Recorded data

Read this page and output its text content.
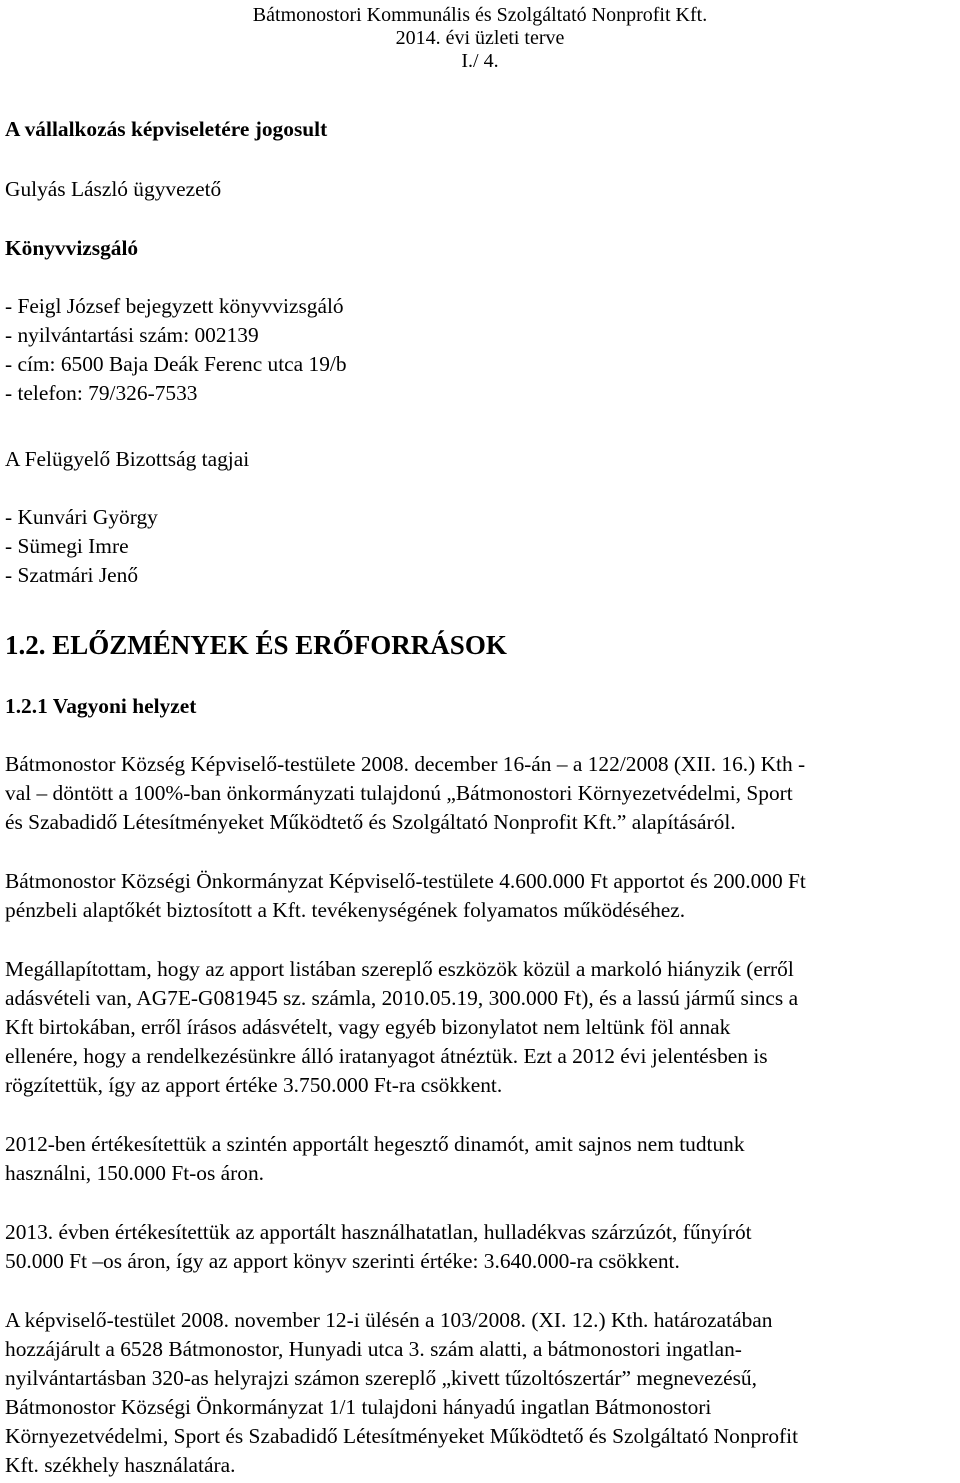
Bátmonostori Kommunális és Szolgáltató Nonprofit Kft.
2014. évi üzleti terve
I./ 4.
A vállalkozás képviseletére jogosult
Gulyás László ügyvezető
Könyvvizsgáló
- Feigl József bejegyzett könyvvizsgáló
- nyilvántartási szám: 002139
- cím: 6500 Baja Deák Ferenc utca 19/b
- telefon: 79/326-7533
A Felügyelő Bizottság tagjai
- Kunvári György
- Sümegi Imre
- Szatmári Jenő
1.2. ELŐZMÉNYEK ÉS ERŐFORRÁSOK
1.2.1 Vagyoni helyzet
Bátmonostor Község Képviselő-testülete 2008. december 16-án – a 122/2008 (XII. 16.) Kth -
val – döntött a 100%-ban önkormányzati tulajdonú „Bátmonostori Környezetvédelmi, Sport
és Szabadidő Létesítményeket Működtető és Szolgáltató Nonprofit Kft.” alapításáról.
Bátmonostor Községi Önkormányzat Képviselő-testülete 4.600.000 Ft apportot és 200.000 Ft
pénzbeli alaptőkét biztosított a Kft. tevékenységének folyamatos működéséhez.
Megállapítottam, hogy az apport listában szereplő eszközök közül a markoló hiányzik (erről
adásvételi van, AG7E-G081945 sz. számla, 2010.05.19, 300.000 Ft), és a lassú jármű sincs a
Kft birtokában, erről írásos adásvételt, vagy egyéb bizonylatot nem leltünk föl annak
ellenére, hogy a rendelkezésünkre álló iratanyagot átnéztük. Ezt a 2012 évi jelentésben is
rögzítettük, így az apport értéke 3.750.000 Ft-ra csökkent.
2012-ben értékesítettük a szintén apportált hegesztő dinamót, amit sajnos nem tudtunk
használni, 150.000 Ft-os áron.
2013. évben értékesítettük az apportált használhatatlan, hulladékvas szárzúzót, fűnyírót
50.000 Ft –os áron, így az apport könyv szerinti értéke: 3.640.000-ra csökkent.
A képviselő-testület 2008. november 12-i ülésén a 103/2008. (XI. 12.) Kth. határozatában
hozzájárult a 6528 Bátmonostor, Hunyadi utca 3. szám alatti, a bátmonostori ingatlan-
nyilvántartásban 320-as helyrajzi számon szereplő „kivett tűzoltószertár” megnevezésű,
Bátmonostor Községi Önkormányzat 1/1 tulajdoni hányadú ingatlan Bátmonostori
Környezetvédelmi, Sport és Szabadidő Létesítményeket Működtető és Szolgáltató Nonprofit
Kft. székhely használatára.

Written problem:
Go through the material line by line. Show each line that contains the string "erről".

Task result:
Megállapítottam, hogy az apport listában szereplő eszközök közül a markoló hiányzik (erről
Kft birtokában, erről írásos adásvételt, vagy egyéb bizonylatot nem leltünk föl annak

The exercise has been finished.